REQUEST: Write out the data below in full. Keep it exact.

DATA PROVIDED:
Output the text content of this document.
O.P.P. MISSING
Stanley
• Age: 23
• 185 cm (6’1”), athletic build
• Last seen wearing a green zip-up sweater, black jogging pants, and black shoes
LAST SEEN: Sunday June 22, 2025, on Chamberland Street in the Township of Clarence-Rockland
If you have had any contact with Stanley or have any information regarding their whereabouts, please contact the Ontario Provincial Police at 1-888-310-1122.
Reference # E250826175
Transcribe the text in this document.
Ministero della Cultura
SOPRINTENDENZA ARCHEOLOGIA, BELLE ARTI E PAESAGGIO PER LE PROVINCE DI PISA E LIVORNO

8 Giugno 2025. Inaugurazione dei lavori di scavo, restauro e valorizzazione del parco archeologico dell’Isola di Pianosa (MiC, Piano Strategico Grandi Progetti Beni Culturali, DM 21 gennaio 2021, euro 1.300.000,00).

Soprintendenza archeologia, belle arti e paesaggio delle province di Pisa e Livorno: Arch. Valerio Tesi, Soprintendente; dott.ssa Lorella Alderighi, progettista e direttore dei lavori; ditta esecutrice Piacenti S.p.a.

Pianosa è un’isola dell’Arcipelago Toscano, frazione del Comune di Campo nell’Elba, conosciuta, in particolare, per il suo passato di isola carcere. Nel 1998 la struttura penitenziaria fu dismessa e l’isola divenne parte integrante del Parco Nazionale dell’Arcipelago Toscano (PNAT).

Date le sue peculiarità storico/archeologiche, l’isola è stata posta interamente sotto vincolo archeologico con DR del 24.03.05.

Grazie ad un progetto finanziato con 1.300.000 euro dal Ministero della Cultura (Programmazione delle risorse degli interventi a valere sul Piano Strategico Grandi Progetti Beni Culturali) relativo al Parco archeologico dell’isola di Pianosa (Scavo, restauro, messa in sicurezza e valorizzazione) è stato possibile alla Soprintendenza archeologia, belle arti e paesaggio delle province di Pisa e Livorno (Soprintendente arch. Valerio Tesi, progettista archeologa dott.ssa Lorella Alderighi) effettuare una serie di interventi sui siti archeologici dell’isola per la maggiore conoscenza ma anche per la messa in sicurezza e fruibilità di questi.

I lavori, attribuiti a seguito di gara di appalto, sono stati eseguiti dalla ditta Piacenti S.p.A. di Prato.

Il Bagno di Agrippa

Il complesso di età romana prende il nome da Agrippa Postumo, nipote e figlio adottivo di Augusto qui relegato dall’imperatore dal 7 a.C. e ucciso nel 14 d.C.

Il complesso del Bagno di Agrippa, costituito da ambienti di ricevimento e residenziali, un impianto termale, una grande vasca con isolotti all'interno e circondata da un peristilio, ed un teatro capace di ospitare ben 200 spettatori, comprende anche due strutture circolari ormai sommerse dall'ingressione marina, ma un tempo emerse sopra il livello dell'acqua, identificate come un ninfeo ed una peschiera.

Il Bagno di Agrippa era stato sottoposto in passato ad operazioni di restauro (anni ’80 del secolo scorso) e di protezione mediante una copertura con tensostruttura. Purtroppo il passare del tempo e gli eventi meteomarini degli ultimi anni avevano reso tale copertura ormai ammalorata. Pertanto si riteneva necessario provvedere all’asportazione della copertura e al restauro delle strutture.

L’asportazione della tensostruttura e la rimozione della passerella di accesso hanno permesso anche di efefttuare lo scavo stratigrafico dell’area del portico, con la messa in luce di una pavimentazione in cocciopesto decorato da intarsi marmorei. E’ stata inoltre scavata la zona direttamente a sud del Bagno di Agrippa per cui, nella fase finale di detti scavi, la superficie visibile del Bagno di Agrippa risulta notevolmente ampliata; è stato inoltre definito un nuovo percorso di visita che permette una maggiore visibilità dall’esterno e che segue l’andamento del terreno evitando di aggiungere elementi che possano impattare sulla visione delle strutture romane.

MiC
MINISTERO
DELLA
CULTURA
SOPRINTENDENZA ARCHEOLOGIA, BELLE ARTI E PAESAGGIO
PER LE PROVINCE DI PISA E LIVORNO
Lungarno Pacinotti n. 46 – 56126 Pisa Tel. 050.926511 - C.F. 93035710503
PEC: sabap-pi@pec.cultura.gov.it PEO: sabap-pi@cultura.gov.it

PROBLEM SOLUTION:
Output the text content of this document.
O.P.P. MISSING
Stanley
• Age: 23
• 185 cm (6’1”), athletic build
• Last seen wearing a green zip-up sweater, black jogging pants, and black shoes
LAST SEEN: Sunday June 22, 2025, on Chamberland Street in the Township of Clarence-Rockland
If you have had any contact with Stanley or have any information regarding their whereabouts, please contact the Ontario Provincial Police at 1-888-310-1122.
Reference # E250826175
Transcribe the text in this document.
Ministero della Cultura
SOPRINTENDENZA ARCHEOLOGIA, BELLE ARTI E PAESAGGIO PER LE PROVINCE DI PISA E LIVORNO

8 Giugno 2025. Inaugurazione dei lavori di scavo, restauro e valorizzazione del parco archeologico dell’Isola di Pianosa (MiC, Piano Strategico Grandi Progetti Beni Culturali, DM 21 gennaio 2021, euro 1.300.000,00).

Soprintendenza archeologia, belle arti e paesaggio delle province di Pisa e Livorno: Arch. Valerio Tesi, Soprintendente; dott.ssa Lorella Alderighi, progettista e direttore dei lavori; ditta esecutrice Piacenti S.p.a.

Pianosa è un’isola dell’Arcipelago Toscano, frazione del Comune di Campo nell’Elba, conosciuta, in particolare, per il suo passato di isola carcere. Nel 1998 la struttura penitenziaria fu dismessa e l’isola divenne parte integrante del Parco Nazionale dell’Arcipelago Toscano (PNAT).

Date le sue peculiarità storico/archeologiche, l’isola è stata posta interamente sotto vincolo archeologico con DR del 24.03.05.

Grazie ad un progetto finanziato con 1.300.000 euro dal Ministero della Cultura (Programmazione delle risorse degli interventi a valere sul Piano Strategico Grandi Progetti Beni Culturali) relativo al Parco archeologico dell’isola di Pianosa (Scavo, restauro, messa in sicurezza e valorizzazione) è stato possibile alla Soprintendenza archeologia, belle arti e paesaggio delle province di Pisa e Livorno (Soprintendente arch. Valerio Tesi, progettista archeologa dott.ssa Lorella Alderighi) effettuare una serie di interventi sui siti archeologici dell’isola per la maggiore conoscenza ma anche per la messa in sicurezza e fruibilità di questi.

I lavori, attribuiti a seguito di gara di appalto, sono stati eseguiti dalla ditta Piacenti S.p.A. di Prato.

Il Bagno di Agrippa

Il complesso di età romana prende il nome da Agrippa Postumo, nipote e figlio adottivo di Augusto qui relegato dall’imperatore dal 7 a.C. e ucciso nel 14 d.C.

Il complesso del Bagno di Agrippa, costituito da ambienti di ricevimento e residenziali, un impianto termale, una grande vasca con isolotti all'interno e circondata da un peristilio, ed un teatro capace di ospitare ben 200 spettatori, comprende anche due strutture circolari ormai sommerse dall'ingressione marina, ma un tempo emerse sopra il livello dell'acqua, identificate come un ninfeo ed una peschiera.

Il Bagno di Agrippa era stato sottoposto in passato ad operazioni di restauro (anni ’80 del secolo scorso) e di protezione mediante una copertura con tensostruttura. Purtroppo il passare del tempo e gli eventi meteomarini degli ultimi anni avevano reso tale copertura ormai ammalorata. Pertanto si riteneva necessario provvedere all’asportazione della copertura e al restauro delle strutture.

L’asportazione della tensostruttura e la rimozione della passerella di accesso hanno permesso anche di efefttuare lo scavo stratigrafico dell’area del portico, con la messa in luce di una pavimentazione in cocciopesto decorato da intarsi marmorei. E’ stata inoltre scavata la zona direttamente a sud del Bagno di Agrippa per cui, nella fase finale di detti scavi, la superficie visibile del Bagno di Agrippa risulta notevolmente ampliata; è stato inoltre definito un nuovo percorso di visita che permette una maggiore visibilità dall’esterno e che segue l’andamento del terreno evitando di aggiungere elementi che possano impattare sulla visione delle strutture romane.

MiC
MINISTERO
DELLA
CULTURA
SOPRINTENDENZA ARCHEOLOGIA, BELLE ARTI E PAESAGGIO
PER LE PROVINCE DI PISA E LIVORNO
Lungarno Pacinotti n. 46 – 56126 Pisa Tel. 050.926511 - C.F. 93035710503
PEC: sabap-pi@pec.cultura.gov.it PEO: sabap-pi@cultura.gov.it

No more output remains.